Start RECORDS PROVIDED
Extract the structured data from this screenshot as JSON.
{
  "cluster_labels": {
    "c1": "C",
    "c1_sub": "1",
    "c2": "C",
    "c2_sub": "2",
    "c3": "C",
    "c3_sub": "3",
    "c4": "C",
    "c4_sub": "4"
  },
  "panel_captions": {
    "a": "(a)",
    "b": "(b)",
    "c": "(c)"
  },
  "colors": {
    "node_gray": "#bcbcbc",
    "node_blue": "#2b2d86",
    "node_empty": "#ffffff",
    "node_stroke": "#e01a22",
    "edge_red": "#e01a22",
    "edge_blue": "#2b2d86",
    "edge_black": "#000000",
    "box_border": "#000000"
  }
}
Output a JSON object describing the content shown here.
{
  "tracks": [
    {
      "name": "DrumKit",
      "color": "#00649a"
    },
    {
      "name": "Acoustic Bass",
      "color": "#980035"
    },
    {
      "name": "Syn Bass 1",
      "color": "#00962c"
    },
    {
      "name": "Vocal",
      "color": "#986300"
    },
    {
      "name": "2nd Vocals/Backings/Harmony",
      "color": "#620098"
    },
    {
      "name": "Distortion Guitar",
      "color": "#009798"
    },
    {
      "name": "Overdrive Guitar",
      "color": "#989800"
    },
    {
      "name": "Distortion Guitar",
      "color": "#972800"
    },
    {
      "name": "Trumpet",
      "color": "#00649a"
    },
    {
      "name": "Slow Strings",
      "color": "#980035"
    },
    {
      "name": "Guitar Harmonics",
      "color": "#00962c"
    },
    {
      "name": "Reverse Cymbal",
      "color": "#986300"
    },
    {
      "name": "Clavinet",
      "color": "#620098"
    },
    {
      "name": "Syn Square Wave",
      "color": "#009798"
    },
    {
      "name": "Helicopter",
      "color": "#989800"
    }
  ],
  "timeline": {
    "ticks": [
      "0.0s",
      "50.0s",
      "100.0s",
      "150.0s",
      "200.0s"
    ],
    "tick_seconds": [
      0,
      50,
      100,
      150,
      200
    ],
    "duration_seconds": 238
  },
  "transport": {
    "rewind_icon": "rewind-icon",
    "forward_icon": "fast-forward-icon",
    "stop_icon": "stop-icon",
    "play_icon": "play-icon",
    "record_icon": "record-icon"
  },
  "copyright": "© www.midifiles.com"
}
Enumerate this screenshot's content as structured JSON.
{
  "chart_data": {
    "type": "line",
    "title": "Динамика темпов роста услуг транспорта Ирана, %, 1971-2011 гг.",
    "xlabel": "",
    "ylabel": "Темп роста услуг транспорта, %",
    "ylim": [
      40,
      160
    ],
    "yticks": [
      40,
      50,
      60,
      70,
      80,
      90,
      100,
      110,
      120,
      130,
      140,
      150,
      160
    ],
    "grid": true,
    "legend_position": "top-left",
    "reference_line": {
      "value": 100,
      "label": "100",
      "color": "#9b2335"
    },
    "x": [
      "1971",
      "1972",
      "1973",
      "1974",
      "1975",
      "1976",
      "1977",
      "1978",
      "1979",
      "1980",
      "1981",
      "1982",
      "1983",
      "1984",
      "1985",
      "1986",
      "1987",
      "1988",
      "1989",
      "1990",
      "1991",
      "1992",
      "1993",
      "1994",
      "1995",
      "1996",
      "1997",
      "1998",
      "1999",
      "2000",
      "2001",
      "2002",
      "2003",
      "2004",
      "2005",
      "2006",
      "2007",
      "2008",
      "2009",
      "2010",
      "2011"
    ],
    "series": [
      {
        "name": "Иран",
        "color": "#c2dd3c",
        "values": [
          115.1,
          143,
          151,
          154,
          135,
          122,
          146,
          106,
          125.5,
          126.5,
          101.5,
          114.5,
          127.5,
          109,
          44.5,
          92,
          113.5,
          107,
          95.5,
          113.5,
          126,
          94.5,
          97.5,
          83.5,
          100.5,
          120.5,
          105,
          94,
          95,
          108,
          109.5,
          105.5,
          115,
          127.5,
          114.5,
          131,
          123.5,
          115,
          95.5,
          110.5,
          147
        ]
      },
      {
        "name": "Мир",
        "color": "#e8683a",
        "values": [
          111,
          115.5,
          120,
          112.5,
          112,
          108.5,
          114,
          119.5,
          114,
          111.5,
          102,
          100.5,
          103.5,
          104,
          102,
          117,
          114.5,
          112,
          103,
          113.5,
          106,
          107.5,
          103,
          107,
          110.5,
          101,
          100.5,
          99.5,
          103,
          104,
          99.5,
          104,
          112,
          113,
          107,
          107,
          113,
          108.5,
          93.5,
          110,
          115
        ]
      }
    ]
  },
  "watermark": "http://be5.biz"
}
End RECORDS PROVIDED
[REQUIRED TASK]: Repeat the listing exactly, from its first line to its last.

[TASK RESULT]:
Extract the structured data from this screenshot as JSON.
{
  "cluster_labels": {
    "c1": "C",
    "c1_sub": "1",
    "c2": "C",
    "c2_sub": "2",
    "c3": "C",
    "c3_sub": "3",
    "c4": "C",
    "c4_sub": "4"
  },
  "panel_captions": {
    "a": "(a)",
    "b": "(b)",
    "c": "(c)"
  },
  "colors": {
    "node_gray": "#bcbcbc",
    "node_blue": "#2b2d86",
    "node_empty": "#ffffff",
    "node_stroke": "#e01a22",
    "edge_red": "#e01a22",
    "edge_blue": "#2b2d86",
    "edge_black": "#000000",
    "box_border": "#000000"
  }
}
Output a JSON object describing the content shown here.
{
  "tracks": [
    {
      "name": "DrumKit",
      "color": "#00649a"
    },
    {
      "name": "Acoustic Bass",
      "color": "#980035"
    },
    {
      "name": "Syn Bass 1",
      "color": "#00962c"
    },
    {
      "name": "Vocal",
      "color": "#986300"
    },
    {
      "name": "2nd Vocals/Backings/Harmony",
      "color": "#620098"
    },
    {
      "name": "Distortion Guitar",
      "color": "#009798"
    },
    {
      "name": "Overdrive Guitar",
      "color": "#989800"
    },
    {
      "name": "Distortion Guitar",
      "color": "#972800"
    },
    {
      "name": "Trumpet",
      "color": "#00649a"
    },
    {
      "name": "Slow Strings",
      "color": "#980035"
    },
    {
      "name": "Guitar Harmonics",
      "color": "#00962c"
    },
    {
      "name": "Reverse Cymbal",
      "color": "#986300"
    },
    {
      "name": "Clavinet",
      "color": "#620098"
    },
    {
      "name": "Syn Square Wave",
      "color": "#009798"
    },
    {
      "name": "Helicopter",
      "color": "#989800"
    }
  ],
  "timeline": {
    "ticks": [
      "0.0s",
      "50.0s",
      "100.0s",
      "150.0s",
      "200.0s"
    ],
    "tick_seconds": [
      0,
      50,
      100,
      150,
      200
    ],
    "duration_seconds": 238
  },
  "transport": {
    "rewind_icon": "rewind-icon",
    "forward_icon": "fast-forward-icon",
    "stop_icon": "stop-icon",
    "play_icon": "play-icon",
    "record_icon": "record-icon"
  },
  "copyright": "© www.midifiles.com"
}
Enumerate this screenshot's content as structured JSON.
{
  "chart_data": {
    "type": "line",
    "title": "Динамика темпов роста услуг транспорта Ирана, %, 1971-2011 гг.",
    "xlabel": "",
    "ylabel": "Темп роста услуг транспорта, %",
    "ylim": [
      40,
      160
    ],
    "yticks": [
      40,
      50,
      60,
      70,
      80,
      90,
      100,
      110,
      120,
      130,
      140,
      150,
      160
    ],
    "grid": true,
    "legend_position": "top-left",
    "reference_line": {
      "value": 100,
      "label": "100",
      "color": "#9b2335"
    },
    "x": [
      "1971",
      "1972",
      "1973",
      "1974",
      "1975",
      "1976",
      "1977",
      "1978",
      "1979",
      "1980",
      "1981",
      "1982",
      "1983",
      "1984",
      "1985",
      "1986",
      "1987",
      "1988",
      "1989",
      "1990",
      "1991",
      "1992",
      "1993",
      "1994",
      "1995",
      "1996",
      "1997",
      "1998",
      "1999",
      "2000",
      "2001",
      "2002",
      "2003",
      "2004",
      "2005",
      "2006",
      "2007",
      "2008",
      "2009",
      "2010",
      "2011"
    ],
    "series": [
      {
        "name": "Иран",
        "color": "#c2dd3c",
        "values": [
          115.1,
          143,
          151,
          154,
          135,
          122,
          146,
          106,
          125.5,
          126.5,
          101.5,
          114.5,
          127.5,
          109,
          44.5,
          92,
          113.5,
          107,
          95.5,
          113.5,
          126,
          94.5,
          97.5,
          83.5,
          100.5,
          120.5,
          105,
          94,
          95,
          108,
          109.5,
          105.5,
          115,
          127.5,
          114.5,
          131,
          123.5,
          115,
          95.5,
          110.5,
          147
        ]
      },
      {
        "name": "Мир",
        "color": "#e8683a",
        "values": [
          111,
          115.5,
          120,
          112.5,
          112,
          108.5,
          114,
          119.5,
          114,
          111.5,
          102,
          100.5,
          103.5,
          104,
          102,
          117,
          114.5,
          112,
          103,
          113.5,
          106,
          107.5,
          103,
          107,
          110.5,
          101,
          100.5,
          99.5,
          103,
          104,
          99.5,
          104,
          112,
          113,
          107,
          107,
          113,
          108.5,
          93.5,
          110,
          115
        ]
      }
    ]
  },
  "watermark": "http://be5.biz"
}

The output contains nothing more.